◆ **Problem details**
Tally up how many lines in the listing below contain the string "color", and give only the total.

◆ **Material**

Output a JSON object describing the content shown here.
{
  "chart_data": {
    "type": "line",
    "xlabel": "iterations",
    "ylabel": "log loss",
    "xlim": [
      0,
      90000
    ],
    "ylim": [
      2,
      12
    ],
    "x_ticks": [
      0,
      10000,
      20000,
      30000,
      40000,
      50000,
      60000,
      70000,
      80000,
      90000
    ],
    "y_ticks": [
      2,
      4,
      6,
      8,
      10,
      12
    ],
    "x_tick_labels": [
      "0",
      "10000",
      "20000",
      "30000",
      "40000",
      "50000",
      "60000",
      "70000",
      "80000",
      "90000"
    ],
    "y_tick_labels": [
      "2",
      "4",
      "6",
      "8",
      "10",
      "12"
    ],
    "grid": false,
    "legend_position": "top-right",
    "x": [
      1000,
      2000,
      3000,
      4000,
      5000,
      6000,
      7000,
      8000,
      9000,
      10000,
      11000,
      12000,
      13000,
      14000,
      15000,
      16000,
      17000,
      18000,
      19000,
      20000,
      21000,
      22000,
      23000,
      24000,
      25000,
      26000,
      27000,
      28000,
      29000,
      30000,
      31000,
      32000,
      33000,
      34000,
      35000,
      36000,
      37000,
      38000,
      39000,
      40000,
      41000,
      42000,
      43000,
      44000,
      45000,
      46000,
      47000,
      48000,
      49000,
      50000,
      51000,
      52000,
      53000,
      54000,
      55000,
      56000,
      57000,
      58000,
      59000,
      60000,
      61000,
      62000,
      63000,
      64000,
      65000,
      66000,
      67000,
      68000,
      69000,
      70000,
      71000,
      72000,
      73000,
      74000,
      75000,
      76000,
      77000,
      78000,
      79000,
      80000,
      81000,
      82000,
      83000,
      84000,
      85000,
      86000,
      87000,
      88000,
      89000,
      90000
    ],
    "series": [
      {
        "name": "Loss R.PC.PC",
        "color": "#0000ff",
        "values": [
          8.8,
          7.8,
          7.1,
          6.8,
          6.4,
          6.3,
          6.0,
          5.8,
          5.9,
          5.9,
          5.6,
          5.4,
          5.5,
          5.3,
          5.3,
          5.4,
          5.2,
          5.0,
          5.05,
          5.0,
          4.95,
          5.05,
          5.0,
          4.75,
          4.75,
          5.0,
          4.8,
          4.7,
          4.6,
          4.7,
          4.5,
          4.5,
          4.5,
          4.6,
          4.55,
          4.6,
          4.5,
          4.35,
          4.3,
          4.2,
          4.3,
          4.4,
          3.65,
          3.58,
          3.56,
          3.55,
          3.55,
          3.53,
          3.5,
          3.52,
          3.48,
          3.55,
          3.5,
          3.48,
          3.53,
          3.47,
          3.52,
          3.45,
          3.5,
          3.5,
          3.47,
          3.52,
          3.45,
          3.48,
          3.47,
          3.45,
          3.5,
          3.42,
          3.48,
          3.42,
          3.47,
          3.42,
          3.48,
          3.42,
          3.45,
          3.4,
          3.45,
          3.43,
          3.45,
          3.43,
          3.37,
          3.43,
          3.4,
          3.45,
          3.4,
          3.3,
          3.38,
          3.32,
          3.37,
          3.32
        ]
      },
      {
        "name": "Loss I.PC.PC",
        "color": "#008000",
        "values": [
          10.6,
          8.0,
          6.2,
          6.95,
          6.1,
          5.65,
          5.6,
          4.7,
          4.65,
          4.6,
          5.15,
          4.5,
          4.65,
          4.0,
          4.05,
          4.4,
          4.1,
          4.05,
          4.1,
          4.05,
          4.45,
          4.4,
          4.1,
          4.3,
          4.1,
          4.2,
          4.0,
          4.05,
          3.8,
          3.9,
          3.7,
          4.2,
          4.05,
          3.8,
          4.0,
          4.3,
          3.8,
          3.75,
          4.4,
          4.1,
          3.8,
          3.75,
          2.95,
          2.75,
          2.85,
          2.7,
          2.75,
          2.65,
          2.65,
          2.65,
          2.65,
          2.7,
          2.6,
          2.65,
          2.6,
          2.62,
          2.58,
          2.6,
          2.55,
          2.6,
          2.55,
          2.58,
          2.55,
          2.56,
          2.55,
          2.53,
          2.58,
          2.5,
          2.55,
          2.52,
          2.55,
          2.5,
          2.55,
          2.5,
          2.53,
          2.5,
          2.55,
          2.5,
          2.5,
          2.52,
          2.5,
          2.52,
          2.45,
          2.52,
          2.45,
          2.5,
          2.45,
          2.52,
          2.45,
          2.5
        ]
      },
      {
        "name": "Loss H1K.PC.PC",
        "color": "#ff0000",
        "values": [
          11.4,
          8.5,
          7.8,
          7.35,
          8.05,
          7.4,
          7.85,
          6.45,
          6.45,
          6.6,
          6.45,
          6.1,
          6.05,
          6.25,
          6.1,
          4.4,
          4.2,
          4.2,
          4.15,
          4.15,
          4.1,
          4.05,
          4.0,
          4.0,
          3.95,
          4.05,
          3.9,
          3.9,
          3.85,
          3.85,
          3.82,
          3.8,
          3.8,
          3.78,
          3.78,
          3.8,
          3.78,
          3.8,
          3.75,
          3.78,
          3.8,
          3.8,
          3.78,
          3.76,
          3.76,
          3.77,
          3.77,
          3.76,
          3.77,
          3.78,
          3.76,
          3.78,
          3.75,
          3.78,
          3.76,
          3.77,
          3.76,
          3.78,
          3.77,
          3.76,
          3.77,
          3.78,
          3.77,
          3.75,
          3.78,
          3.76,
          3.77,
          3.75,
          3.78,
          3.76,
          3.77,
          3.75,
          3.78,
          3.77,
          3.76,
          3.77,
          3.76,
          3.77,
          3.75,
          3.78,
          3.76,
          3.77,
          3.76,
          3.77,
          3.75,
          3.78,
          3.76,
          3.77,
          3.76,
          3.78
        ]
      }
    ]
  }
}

◆ **Response below**
3